→ INFORMATION SUPPLIED:
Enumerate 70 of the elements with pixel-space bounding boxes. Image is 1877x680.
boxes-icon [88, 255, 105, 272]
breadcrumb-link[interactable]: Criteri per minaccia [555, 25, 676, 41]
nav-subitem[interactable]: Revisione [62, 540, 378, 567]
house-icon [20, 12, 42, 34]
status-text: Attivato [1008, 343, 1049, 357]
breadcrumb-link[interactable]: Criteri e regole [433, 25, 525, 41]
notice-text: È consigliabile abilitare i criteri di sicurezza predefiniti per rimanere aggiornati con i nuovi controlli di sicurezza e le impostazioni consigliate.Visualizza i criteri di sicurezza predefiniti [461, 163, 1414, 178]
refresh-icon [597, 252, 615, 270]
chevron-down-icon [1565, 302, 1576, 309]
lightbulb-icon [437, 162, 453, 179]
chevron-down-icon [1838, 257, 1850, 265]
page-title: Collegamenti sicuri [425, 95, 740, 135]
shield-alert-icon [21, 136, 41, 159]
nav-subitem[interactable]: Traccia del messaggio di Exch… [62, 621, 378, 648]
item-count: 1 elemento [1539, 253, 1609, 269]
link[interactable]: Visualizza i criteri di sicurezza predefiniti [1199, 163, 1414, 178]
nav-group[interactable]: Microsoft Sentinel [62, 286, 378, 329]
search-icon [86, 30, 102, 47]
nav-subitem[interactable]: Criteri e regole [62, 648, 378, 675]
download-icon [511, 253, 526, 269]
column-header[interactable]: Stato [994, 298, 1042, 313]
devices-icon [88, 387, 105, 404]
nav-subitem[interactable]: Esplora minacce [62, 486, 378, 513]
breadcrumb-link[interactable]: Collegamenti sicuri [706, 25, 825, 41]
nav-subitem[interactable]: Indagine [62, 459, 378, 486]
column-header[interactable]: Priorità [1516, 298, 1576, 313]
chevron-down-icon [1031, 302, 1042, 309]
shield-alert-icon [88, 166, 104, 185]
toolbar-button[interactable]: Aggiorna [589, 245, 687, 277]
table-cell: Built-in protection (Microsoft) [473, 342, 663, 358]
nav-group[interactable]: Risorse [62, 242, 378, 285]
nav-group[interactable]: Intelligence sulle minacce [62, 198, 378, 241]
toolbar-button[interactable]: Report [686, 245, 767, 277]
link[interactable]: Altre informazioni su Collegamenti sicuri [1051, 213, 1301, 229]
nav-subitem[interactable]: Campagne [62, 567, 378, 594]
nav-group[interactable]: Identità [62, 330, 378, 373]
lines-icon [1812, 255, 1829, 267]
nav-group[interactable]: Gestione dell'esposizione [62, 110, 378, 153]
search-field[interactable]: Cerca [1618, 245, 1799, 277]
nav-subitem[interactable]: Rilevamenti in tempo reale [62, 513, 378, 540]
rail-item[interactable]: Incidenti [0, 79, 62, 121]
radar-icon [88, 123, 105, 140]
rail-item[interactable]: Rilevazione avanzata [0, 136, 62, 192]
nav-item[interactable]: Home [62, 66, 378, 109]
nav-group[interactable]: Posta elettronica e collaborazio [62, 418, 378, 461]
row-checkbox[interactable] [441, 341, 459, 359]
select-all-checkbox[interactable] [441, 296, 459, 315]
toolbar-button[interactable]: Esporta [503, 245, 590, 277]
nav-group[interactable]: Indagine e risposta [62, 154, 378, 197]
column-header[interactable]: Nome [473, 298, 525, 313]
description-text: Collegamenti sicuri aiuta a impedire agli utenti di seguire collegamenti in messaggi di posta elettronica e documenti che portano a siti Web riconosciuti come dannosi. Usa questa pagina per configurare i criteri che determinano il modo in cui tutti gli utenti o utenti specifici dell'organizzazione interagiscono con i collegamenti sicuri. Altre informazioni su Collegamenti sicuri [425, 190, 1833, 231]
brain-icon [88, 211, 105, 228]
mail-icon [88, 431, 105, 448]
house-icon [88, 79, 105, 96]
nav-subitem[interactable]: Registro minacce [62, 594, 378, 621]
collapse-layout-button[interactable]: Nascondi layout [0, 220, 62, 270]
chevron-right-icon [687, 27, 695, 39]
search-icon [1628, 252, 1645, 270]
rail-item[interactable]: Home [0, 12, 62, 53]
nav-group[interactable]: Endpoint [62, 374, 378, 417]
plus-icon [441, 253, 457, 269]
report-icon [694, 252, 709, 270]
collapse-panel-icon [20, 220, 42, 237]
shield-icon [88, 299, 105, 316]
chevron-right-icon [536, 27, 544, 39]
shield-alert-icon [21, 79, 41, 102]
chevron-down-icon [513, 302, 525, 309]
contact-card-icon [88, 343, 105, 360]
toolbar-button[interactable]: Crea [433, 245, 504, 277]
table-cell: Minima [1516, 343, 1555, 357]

→ EXERCISE INSTRUCTIONS:
Copy out the records word for word, from the first line through the line containing "nav-group[interactable]: Intelligence sulle", including both of those lines.

→ THE RESULT:
Enumerate 70 of the elements with pixel-space bounding boxes. Image is 1877x680.
boxes-icon [88, 255, 105, 272]
breadcrumb-link[interactable]: Criteri per minaccia [555, 25, 676, 41]
nav-subitem[interactable]: Revisione [62, 540, 378, 567]
house-icon [20, 12, 42, 34]
status-text: Attivato [1008, 343, 1049, 357]
breadcrumb-link[interactable]: Criteri e regole [433, 25, 525, 41]
notice-text: È consigliabile abilitare i criteri di sicurezza predefiniti per rimanere aggiornati con i nuovi controlli di sicurezza e le impostazioni consigliate.Visualizza i criteri di sicurezza predefiniti [461, 163, 1414, 178]
refresh-icon [597, 252, 615, 270]
chevron-down-icon [1565, 302, 1576, 309]
lightbulb-icon [437, 162, 453, 179]
chevron-down-icon [1838, 257, 1850, 265]
page-title: Collegamenti sicuri [425, 95, 740, 135]
shield-alert-icon [21, 136, 41, 159]
nav-subitem[interactable]: Traccia del messaggio di Exch… [62, 621, 378, 648]
item-count: 1 elemento [1539, 253, 1609, 269]
link[interactable]: Visualizza i criteri di sicurezza predefiniti [1199, 163, 1414, 178]
nav-group[interactable]: Microsoft Sentinel [62, 286, 378, 329]
search-icon [86, 30, 102, 47]
nav-subitem[interactable]: Criteri e regole [62, 648, 378, 675]
download-icon [511, 253, 526, 269]
column-header[interactable]: Stato [994, 298, 1042, 313]
devices-icon [88, 387, 105, 404]
nav-subitem[interactable]: Esplora minacce [62, 486, 378, 513]
breadcrumb-link[interactable]: Collegamenti sicuri [706, 25, 825, 41]
nav-subitem[interactable]: Indagine [62, 459, 378, 486]
column-header[interactable]: Priorità [1516, 298, 1576, 313]
chevron-down-icon [1031, 302, 1042, 309]
shield-alert-icon [88, 166, 104, 185]
toolbar-button[interactable]: Aggiorna [589, 245, 687, 277]
table-cell: Built-in protection (Microsoft) [473, 342, 663, 358]
nav-group[interactable]: Risorse [62, 242, 378, 285]
nav-group[interactable]: Intelligence sulle minacce [62, 198, 378, 241]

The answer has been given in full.